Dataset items
^^^^

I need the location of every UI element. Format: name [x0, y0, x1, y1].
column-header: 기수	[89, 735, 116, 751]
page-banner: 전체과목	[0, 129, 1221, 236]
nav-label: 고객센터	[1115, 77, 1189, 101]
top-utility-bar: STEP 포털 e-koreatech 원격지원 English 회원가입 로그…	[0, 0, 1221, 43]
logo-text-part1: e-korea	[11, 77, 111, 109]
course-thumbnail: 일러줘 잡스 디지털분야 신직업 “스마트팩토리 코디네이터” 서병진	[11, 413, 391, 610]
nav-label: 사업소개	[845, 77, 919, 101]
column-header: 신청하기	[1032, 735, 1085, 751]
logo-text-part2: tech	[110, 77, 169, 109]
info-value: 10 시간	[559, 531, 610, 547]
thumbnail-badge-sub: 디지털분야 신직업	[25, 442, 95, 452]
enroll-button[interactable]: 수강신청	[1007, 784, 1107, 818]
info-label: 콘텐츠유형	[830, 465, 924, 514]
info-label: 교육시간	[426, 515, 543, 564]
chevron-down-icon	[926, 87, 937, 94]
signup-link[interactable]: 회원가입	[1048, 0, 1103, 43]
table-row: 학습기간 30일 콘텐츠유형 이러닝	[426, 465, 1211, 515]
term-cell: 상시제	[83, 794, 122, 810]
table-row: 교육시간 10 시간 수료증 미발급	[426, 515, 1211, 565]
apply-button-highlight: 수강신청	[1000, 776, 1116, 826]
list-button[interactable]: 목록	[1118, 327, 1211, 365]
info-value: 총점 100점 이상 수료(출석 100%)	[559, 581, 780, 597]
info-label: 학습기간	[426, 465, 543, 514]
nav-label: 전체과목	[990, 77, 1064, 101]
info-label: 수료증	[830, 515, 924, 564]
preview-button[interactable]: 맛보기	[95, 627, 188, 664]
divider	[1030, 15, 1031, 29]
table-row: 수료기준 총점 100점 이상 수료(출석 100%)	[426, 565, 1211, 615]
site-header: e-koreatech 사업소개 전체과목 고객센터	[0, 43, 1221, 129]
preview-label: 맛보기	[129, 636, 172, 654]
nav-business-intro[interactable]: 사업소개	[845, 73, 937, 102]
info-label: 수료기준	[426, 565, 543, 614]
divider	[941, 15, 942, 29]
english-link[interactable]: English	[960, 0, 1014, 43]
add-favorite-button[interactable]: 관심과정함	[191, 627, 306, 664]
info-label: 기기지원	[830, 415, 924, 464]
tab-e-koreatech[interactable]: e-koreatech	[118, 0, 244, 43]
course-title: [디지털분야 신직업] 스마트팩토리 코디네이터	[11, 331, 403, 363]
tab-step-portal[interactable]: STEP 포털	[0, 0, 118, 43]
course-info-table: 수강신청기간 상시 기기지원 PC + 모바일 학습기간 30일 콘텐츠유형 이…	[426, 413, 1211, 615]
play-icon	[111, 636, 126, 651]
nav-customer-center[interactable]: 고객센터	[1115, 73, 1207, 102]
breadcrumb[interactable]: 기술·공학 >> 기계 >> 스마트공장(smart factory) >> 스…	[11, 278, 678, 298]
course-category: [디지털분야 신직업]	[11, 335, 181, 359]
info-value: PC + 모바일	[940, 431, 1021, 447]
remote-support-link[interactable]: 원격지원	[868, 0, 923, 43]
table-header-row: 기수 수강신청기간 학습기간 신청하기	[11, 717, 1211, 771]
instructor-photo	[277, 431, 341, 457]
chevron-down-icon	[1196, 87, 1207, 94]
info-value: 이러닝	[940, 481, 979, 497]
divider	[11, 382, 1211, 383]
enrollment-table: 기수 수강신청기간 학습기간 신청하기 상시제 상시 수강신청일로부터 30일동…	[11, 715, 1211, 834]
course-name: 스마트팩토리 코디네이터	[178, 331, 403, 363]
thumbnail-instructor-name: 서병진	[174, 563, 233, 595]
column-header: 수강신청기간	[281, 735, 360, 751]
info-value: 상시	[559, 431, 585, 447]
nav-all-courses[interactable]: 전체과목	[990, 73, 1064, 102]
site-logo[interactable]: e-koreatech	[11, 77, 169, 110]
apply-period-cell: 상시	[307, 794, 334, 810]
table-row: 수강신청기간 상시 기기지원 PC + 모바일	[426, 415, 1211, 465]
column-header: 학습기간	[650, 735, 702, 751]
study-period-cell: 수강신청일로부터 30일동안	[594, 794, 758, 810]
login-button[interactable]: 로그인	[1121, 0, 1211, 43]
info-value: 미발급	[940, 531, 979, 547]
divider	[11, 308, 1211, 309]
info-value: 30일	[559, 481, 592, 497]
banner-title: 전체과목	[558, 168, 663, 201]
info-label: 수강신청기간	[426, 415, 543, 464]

^^^^

- [Problem to solve]: Can you return every line of the data above without changing a single character?

- [Task response]:
I need the location of every UI element. Format: name [x0, y0, x1, y1].
column-header: 기수	[89, 735, 116, 751]
page-banner: 전체과목	[0, 129, 1221, 236]
nav-label: 고객센터	[1115, 77, 1189, 101]
top-utility-bar: STEP 포털 e-koreatech 원격지원 English 회원가입 로그…	[0, 0, 1221, 43]
logo-text-part1: e-korea	[11, 77, 111, 109]
course-thumbnail: 일러줘 잡스 디지털분야 신직업 “스마트팩토리 코디네이터” 서병진	[11, 413, 391, 610]
nav-label: 사업소개	[845, 77, 919, 101]
column-header: 신청하기	[1032, 735, 1085, 751]
logo-text-part2: tech	[110, 77, 169, 109]
info-value: 10 시간	[559, 531, 610, 547]
thumbnail-badge-sub: 디지털분야 신직업	[25, 442, 95, 452]
enroll-button[interactable]: 수강신청	[1007, 784, 1107, 818]
info-label: 콘텐츠유형	[830, 465, 924, 514]
info-label: 교육시간	[426, 515, 543, 564]
chevron-down-icon	[926, 87, 937, 94]
signup-link[interactable]: 회원가입	[1048, 0, 1103, 43]
table-row: 학습기간 30일 콘텐츠유형 이러닝	[426, 465, 1211, 515]
term-cell: 상시제	[83, 794, 122, 810]
table-row: 교육시간 10 시간 수료증 미발급	[426, 515, 1211, 565]
apply-button-highlight: 수강신청	[1000, 776, 1116, 826]
list-button[interactable]: 목록	[1118, 327, 1211, 365]
info-value: 총점 100점 이상 수료(출석 100%)	[559, 581, 780, 597]
info-label: 학습기간	[426, 465, 543, 514]
nav-label: 전체과목	[990, 77, 1064, 101]
info-label: 수료증	[830, 515, 924, 564]
preview-button[interactable]: 맛보기	[95, 627, 188, 664]
divider	[1030, 15, 1031, 29]
table-row: 수료기준 총점 100점 이상 수료(출석 100%)	[426, 565, 1211, 615]
site-header: e-koreatech 사업소개 전체과목 고객센터	[0, 43, 1221, 129]
preview-label: 맛보기	[129, 636, 172, 654]
nav-business-intro[interactable]: 사업소개	[845, 73, 937, 102]
info-label: 수료기준	[426, 565, 543, 614]
divider	[941, 15, 942, 29]
english-link[interactable]: English	[960, 0, 1014, 43]
add-favorite-button[interactable]: 관심과정함	[191, 627, 306, 664]
info-label: 기기지원	[830, 415, 924, 464]
tab-e-koreatech[interactable]: e-koreatech	[118, 0, 244, 43]
course-title: [디지털분야 신직업] 스마트팩토리 코디네이터	[11, 331, 403, 363]
tab-step-portal[interactable]: STEP 포털	[0, 0, 118, 43]
course-info-table: 수강신청기간 상시 기기지원 PC + 모바일 학습기간 30일 콘텐츠유형 이…	[426, 413, 1211, 615]
play-icon	[111, 636, 126, 651]
nav-customer-center[interactable]: 고객센터	[1115, 73, 1207, 102]
breadcrumb[interactable]: 기술·공학 >> 기계 >> 스마트공장(smart factory) >> 스…	[11, 278, 678, 298]
course-category: [디지털분야 신직업]	[11, 335, 181, 359]
info-value: PC + 모바일	[940, 431, 1021, 447]
remote-support-link[interactable]: 원격지원	[868, 0, 923, 43]
table-header-row: 기수 수강신청기간 학습기간 신청하기	[11, 717, 1211, 771]
instructor-photo	[277, 431, 341, 457]
chevron-down-icon	[1196, 87, 1207, 94]
info-value: 이러닝	[940, 481, 979, 497]
divider	[11, 382, 1211, 383]
enrollment-table: 기수 수강신청기간 학습기간 신청하기 상시제 상시 수강신청일로부터 30일동…	[11, 715, 1211, 834]
course-name: 스마트팩토리 코디네이터	[178, 331, 403, 363]
thumbnail-instructor-name: 서병진	[174, 563, 233, 595]
column-header: 수강신청기간	[281, 735, 360, 751]
info-value: 상시	[559, 431, 585, 447]
nav-all-courses[interactable]: 전체과목	[990, 73, 1064, 102]
site-logo[interactable]: e-koreatech	[11, 77, 169, 110]
apply-period-cell: 상시	[307, 794, 334, 810]
table-row: 수강신청기간 상시 기기지원 PC + 모바일	[426, 415, 1211, 465]
column-header: 학습기간	[650, 735, 702, 751]
study-period-cell: 수강신청일로부터 30일동안	[594, 794, 758, 810]
login-button[interactable]: 로그인	[1121, 0, 1211, 43]
info-value: 미발급	[940, 531, 979, 547]
divider	[11, 308, 1211, 309]
info-value: 30일	[559, 481, 592, 497]
banner-title: 전체과목	[558, 168, 663, 201]
info-label: 수강신청기간	[426, 415, 543, 464]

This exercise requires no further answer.